▶ _Directions for this task_:
Extract every line from the records below that contains the word "being".
-- Begin --
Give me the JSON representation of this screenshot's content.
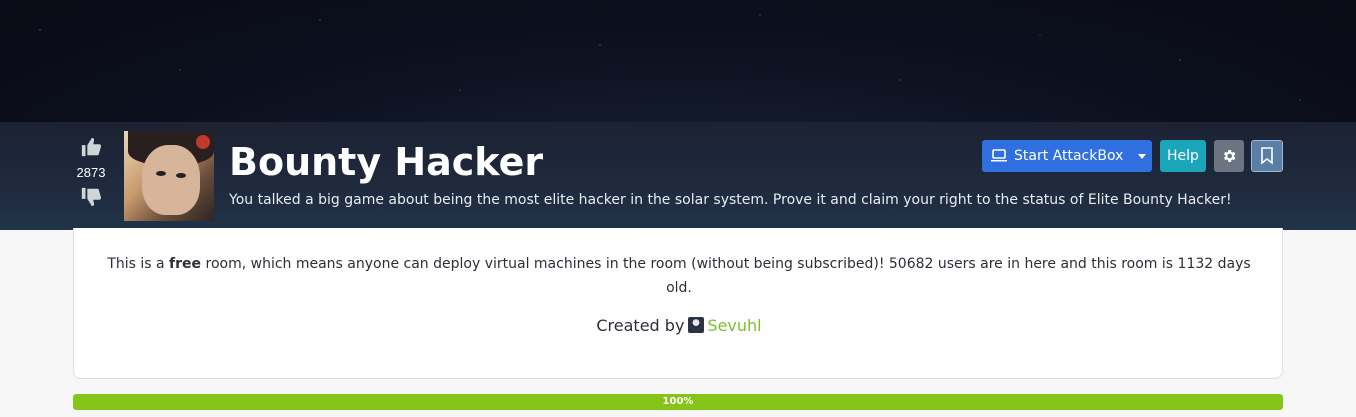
{
  "header": {
    "title": "Bounty Hacker",
    "description": "You talked a big game about being the most elite hacker in the solar system. Prove it and claim your right to the status of Elite Bounty Hacker!",
    "votes": "2873"
  },
  "toolbar": {
    "attackbox_label": "Start AttackBox",
    "help_label": "Help"
  },
  "icons": {
    "upvote": "thumbs-up-icon",
    "downvote": "thumbs-down-icon",
    "attackbox": "laptop-icon",
    "dropdown": "caret-down-icon",
    "settings": "gear-icon",
    "bookmark": "bookmark-icon"
  },
  "info": {
    "prefix": "This is a ",
    "free_word": "free",
    "suffix": " room, which means anyone can deploy virtual machines in the room (without being subscribed)! 50682 users are in here and this room is 1132 days old.",
    "created_by_label": "Created by",
    "creator_name": "Sevuhl"
  },
  "progress": {
    "value": 100,
    "label": "100%"
  },
  "colors": {
    "accent_blue": "#2f6fe0",
    "help_teal": "#1ba5b8",
    "progress_green": "#86c419",
    "creator_link": "#7fbf2d"
  }
}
-- End --
▶ _Answer in full_:
    "description": "You talked a big game about being the most elite hacker in the solar system. Prove it and claim your right to the status of Elite Bounty Hacker!",
    "suffix": " room, which means anyone can deploy virtual machines in the room (without being subscribed)! 50682 users are in here and this room is 1132 days old.",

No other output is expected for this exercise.